▶ **JOB**
Work out how many lines in the entries contain the string "this", and give nothing but that number.

----- DATA FOR PROCESSING -----

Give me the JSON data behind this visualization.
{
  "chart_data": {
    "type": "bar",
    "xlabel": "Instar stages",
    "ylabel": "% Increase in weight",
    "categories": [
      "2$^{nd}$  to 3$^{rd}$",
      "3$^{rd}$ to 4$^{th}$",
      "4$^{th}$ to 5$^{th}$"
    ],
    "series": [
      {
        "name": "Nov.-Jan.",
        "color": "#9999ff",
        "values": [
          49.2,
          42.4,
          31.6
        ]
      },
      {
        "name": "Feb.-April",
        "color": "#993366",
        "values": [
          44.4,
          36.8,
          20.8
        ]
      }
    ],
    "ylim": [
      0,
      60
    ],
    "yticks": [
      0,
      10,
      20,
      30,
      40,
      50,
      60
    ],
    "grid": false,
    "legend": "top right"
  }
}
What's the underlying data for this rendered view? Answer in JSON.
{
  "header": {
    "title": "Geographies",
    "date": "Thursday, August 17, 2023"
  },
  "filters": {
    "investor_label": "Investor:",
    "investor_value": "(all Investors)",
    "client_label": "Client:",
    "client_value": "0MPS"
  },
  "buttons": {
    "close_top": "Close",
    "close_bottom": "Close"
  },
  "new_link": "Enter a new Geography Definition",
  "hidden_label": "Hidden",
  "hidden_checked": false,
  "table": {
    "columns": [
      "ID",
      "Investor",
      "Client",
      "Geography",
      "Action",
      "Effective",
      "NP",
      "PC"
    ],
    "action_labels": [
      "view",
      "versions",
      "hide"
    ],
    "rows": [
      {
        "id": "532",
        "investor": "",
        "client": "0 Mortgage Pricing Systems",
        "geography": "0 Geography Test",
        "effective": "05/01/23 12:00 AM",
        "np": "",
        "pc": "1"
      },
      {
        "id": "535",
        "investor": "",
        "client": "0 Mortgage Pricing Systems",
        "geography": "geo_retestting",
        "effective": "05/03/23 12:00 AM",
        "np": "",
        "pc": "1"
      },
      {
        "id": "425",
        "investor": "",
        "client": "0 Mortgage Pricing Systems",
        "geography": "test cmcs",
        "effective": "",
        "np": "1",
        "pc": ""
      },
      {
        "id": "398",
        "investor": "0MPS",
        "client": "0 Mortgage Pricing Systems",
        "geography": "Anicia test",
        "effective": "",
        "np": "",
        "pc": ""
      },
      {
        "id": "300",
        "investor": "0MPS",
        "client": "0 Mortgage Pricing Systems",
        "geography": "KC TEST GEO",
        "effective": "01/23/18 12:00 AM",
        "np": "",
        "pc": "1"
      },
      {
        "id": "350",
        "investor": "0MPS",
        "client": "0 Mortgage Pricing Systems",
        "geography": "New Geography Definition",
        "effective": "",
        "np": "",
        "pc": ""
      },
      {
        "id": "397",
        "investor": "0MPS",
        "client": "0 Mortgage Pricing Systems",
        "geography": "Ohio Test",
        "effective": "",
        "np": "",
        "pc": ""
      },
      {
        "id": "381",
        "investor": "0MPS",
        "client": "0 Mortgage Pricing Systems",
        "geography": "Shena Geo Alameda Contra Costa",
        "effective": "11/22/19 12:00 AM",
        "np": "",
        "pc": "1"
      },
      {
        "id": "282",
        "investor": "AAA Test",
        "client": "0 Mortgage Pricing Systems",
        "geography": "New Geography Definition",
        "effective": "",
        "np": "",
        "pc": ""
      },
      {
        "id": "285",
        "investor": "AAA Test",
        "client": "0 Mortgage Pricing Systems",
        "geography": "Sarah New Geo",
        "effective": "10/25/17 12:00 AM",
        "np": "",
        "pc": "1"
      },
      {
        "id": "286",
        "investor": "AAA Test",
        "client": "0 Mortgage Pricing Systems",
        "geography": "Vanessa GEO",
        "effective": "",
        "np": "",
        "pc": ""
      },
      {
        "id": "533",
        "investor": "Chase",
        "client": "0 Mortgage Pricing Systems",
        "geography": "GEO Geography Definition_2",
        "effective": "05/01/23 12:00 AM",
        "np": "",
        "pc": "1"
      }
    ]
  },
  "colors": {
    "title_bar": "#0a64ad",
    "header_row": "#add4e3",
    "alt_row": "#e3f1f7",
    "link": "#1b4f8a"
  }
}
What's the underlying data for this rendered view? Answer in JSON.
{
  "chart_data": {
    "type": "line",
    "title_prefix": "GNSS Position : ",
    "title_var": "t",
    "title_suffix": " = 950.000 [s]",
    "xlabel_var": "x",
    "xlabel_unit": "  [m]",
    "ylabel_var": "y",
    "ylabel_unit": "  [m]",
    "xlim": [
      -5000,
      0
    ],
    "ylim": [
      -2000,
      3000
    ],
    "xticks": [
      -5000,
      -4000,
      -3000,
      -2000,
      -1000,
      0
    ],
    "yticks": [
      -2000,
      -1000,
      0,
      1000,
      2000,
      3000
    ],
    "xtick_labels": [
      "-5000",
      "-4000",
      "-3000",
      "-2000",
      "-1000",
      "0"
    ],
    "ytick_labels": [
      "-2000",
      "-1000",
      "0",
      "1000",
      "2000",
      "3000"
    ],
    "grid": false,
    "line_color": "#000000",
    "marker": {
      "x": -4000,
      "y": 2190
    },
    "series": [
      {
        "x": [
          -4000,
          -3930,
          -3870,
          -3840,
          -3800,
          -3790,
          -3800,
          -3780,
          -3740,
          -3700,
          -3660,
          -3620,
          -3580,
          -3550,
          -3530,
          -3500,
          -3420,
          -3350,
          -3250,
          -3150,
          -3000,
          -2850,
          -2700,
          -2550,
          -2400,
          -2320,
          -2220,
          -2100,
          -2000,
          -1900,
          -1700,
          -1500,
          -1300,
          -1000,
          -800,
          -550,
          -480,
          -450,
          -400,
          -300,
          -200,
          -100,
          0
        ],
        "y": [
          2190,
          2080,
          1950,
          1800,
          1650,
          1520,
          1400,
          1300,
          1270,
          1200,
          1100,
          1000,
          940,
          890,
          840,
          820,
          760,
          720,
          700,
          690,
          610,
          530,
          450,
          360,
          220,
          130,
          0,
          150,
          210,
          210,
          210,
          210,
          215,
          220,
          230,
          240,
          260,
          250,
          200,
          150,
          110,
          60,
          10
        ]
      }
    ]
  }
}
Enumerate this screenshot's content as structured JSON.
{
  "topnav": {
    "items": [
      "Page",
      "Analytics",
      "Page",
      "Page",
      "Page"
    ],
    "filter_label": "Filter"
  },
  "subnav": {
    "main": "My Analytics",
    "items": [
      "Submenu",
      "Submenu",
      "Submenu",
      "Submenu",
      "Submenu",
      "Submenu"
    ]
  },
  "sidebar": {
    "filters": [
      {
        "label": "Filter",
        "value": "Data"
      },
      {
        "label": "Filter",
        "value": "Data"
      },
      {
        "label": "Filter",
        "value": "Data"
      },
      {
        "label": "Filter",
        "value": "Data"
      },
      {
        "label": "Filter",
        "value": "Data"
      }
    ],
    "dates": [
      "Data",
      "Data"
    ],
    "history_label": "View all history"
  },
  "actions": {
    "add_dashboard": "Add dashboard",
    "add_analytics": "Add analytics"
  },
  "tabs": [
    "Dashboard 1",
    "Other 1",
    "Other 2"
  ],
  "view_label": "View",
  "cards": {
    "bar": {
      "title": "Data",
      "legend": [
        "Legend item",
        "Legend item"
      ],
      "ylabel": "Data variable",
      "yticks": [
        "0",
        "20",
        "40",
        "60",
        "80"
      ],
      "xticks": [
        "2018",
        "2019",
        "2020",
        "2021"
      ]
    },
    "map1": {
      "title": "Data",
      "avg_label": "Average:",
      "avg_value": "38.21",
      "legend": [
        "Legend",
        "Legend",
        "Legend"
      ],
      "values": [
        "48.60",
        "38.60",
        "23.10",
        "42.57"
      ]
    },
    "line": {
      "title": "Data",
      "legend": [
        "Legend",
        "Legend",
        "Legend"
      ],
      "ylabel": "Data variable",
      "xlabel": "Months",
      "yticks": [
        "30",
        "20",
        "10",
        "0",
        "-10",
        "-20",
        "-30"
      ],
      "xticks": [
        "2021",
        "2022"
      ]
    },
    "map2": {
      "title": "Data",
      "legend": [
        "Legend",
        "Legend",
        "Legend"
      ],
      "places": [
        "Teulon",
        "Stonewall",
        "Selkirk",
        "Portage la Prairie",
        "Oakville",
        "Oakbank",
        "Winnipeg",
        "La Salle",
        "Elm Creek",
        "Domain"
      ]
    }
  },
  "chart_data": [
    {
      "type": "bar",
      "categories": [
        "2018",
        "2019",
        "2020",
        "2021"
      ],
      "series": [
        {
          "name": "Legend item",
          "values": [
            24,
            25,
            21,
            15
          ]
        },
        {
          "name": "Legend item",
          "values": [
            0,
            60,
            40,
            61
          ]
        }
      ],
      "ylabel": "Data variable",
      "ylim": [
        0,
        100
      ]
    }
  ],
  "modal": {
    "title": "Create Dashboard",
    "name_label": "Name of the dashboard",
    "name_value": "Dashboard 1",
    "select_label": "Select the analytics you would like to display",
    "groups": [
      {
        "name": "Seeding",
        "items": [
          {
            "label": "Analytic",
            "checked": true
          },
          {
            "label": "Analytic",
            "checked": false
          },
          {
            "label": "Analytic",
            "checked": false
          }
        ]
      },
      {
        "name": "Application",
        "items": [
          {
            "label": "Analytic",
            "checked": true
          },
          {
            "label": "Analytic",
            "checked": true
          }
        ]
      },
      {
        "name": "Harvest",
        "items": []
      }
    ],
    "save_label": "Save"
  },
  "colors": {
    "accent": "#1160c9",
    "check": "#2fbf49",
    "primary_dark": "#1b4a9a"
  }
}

-----

▶ **COMPLETE OUTPUT**
4